"""
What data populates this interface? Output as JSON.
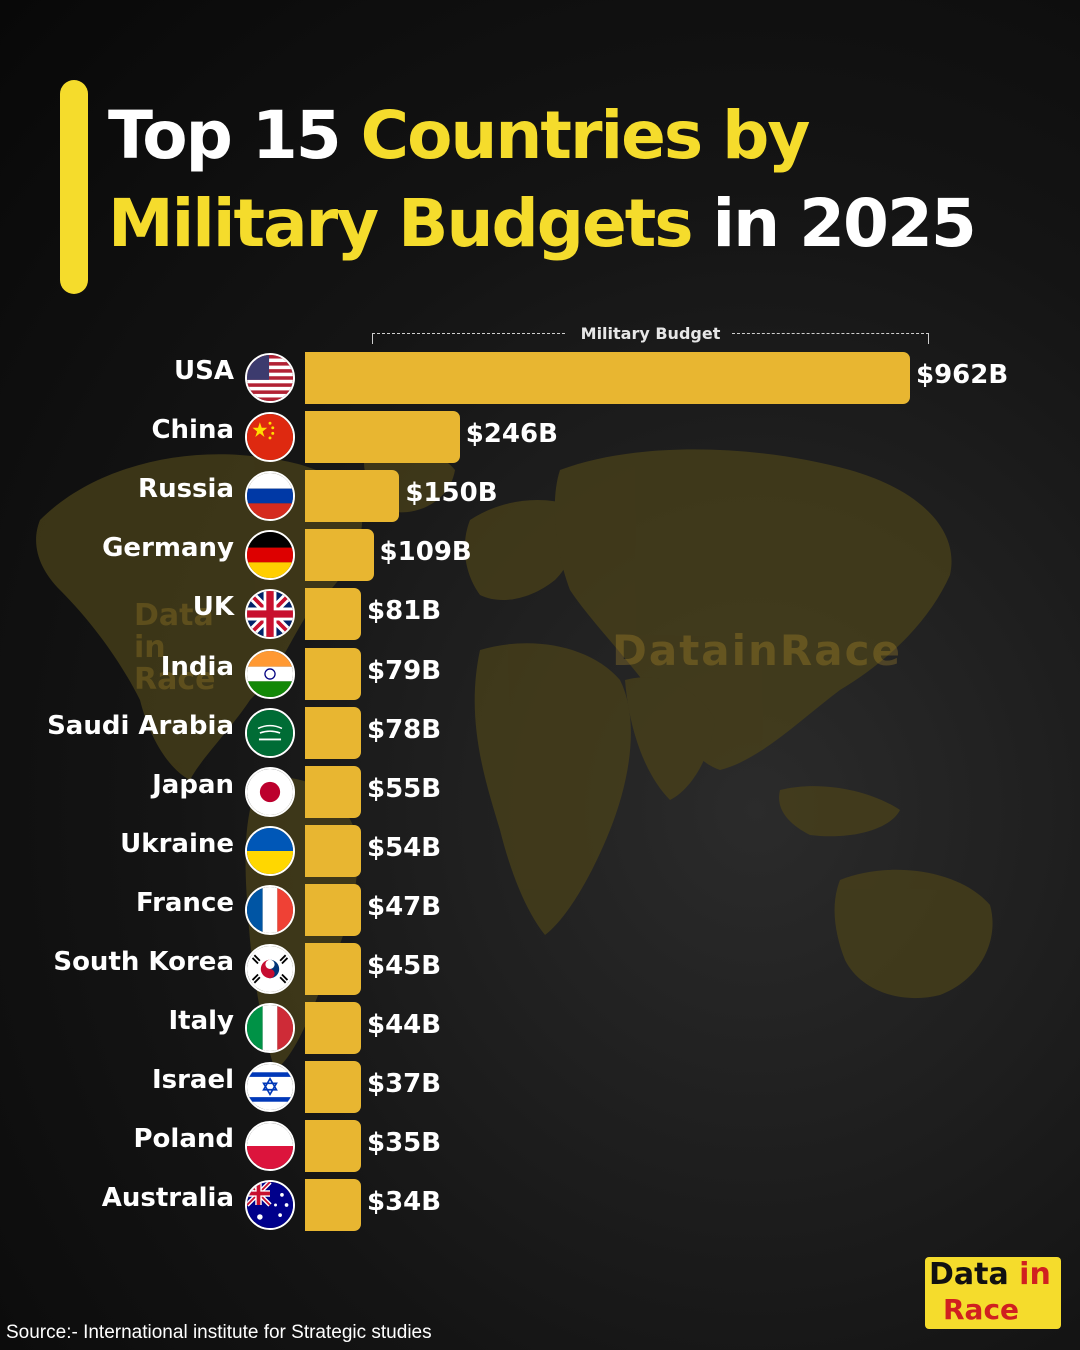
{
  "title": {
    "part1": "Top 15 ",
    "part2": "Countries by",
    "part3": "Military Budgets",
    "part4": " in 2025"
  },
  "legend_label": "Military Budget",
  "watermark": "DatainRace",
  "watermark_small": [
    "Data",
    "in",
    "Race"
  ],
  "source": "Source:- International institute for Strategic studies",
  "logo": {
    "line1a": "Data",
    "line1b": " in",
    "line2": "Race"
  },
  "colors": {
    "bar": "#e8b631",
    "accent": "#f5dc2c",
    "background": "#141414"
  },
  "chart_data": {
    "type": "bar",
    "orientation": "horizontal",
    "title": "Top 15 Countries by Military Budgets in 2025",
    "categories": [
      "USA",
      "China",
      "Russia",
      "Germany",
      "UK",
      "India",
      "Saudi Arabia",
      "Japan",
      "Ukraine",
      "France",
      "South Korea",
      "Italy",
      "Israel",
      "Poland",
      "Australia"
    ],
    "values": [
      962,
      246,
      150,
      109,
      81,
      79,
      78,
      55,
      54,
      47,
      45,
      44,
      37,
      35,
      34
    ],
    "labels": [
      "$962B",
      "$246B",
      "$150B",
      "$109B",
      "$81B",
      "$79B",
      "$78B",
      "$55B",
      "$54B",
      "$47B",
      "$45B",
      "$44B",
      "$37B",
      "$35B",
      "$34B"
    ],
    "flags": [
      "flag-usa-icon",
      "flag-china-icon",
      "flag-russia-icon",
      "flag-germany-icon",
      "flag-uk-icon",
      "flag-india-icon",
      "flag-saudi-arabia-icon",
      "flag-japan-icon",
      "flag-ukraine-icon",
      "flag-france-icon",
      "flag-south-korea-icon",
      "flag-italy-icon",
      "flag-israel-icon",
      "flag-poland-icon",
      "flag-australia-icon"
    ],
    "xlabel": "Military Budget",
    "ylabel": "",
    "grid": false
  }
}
"""
• _Exercise_
Looking at the records above, work out how many lines include the word "Countries", then give that number by itself.

• _Task output_
2